Scan the records for the word "Oesterle". Copy each line that includes it.

::: Stored rows :::

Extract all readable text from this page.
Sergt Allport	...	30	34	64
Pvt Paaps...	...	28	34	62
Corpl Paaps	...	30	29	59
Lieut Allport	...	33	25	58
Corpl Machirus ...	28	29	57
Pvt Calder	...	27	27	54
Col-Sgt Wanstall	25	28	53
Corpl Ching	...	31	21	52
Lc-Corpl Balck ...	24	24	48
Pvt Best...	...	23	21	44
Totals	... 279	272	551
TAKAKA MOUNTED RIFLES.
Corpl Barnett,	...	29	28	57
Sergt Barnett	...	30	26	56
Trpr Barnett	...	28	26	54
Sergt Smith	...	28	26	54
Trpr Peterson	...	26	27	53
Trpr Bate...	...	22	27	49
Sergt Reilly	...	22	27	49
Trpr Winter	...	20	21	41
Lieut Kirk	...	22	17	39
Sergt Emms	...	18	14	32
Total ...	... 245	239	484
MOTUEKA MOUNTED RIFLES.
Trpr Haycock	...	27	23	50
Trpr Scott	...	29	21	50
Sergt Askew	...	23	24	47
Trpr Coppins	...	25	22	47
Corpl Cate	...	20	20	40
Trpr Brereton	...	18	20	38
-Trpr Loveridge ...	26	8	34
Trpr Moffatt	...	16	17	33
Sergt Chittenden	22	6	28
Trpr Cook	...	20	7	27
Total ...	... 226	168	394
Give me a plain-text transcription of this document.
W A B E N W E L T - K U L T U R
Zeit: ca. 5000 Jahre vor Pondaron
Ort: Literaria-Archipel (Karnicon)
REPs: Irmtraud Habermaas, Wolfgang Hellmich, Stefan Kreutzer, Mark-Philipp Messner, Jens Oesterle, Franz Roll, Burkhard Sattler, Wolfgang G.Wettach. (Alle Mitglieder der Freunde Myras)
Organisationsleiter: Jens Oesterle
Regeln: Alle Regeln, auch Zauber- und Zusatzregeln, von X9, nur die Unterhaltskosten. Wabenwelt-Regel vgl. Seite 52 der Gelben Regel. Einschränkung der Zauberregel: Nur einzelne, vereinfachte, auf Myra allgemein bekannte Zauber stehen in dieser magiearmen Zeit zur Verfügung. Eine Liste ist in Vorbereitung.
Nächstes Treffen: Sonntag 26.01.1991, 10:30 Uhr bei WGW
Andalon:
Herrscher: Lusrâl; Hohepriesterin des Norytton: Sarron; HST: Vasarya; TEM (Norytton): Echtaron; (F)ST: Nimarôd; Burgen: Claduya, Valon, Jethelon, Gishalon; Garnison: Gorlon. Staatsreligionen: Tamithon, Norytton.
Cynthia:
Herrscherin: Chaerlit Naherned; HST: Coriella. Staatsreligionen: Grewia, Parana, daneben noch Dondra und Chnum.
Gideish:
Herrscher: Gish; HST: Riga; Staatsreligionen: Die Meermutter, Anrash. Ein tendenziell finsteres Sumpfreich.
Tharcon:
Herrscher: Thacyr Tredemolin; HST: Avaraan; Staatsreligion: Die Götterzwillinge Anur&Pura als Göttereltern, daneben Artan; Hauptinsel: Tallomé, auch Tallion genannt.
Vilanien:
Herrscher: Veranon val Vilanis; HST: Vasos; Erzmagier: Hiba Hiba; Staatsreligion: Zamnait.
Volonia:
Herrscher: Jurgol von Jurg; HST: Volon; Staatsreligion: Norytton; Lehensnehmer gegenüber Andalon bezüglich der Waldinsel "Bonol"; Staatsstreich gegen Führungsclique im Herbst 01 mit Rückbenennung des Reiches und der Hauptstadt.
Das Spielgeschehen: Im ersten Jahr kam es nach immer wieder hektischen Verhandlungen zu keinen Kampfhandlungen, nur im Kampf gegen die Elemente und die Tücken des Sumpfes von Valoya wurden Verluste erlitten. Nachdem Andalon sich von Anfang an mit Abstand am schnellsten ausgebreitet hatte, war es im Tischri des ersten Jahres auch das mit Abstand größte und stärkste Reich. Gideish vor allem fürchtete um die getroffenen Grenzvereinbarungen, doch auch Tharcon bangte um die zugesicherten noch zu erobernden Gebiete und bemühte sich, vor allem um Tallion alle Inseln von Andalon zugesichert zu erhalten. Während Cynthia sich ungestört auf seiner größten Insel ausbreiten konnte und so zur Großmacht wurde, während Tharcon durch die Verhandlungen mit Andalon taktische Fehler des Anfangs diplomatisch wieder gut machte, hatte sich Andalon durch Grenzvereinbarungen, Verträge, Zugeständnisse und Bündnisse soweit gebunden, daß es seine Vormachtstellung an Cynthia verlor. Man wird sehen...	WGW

:::

* **Written solution**
REPs: Irmtraud Habermaas, Wolfgang Hellmich, Stefan Kreutzer, Mark-Philipp Messner, Jens Oesterle, Franz Roll, Burkhard Sattler, Wolfgang G.Wettach. (Alle Mitglieder der Freunde Myras)
Organisationsleiter: Jens Oesterle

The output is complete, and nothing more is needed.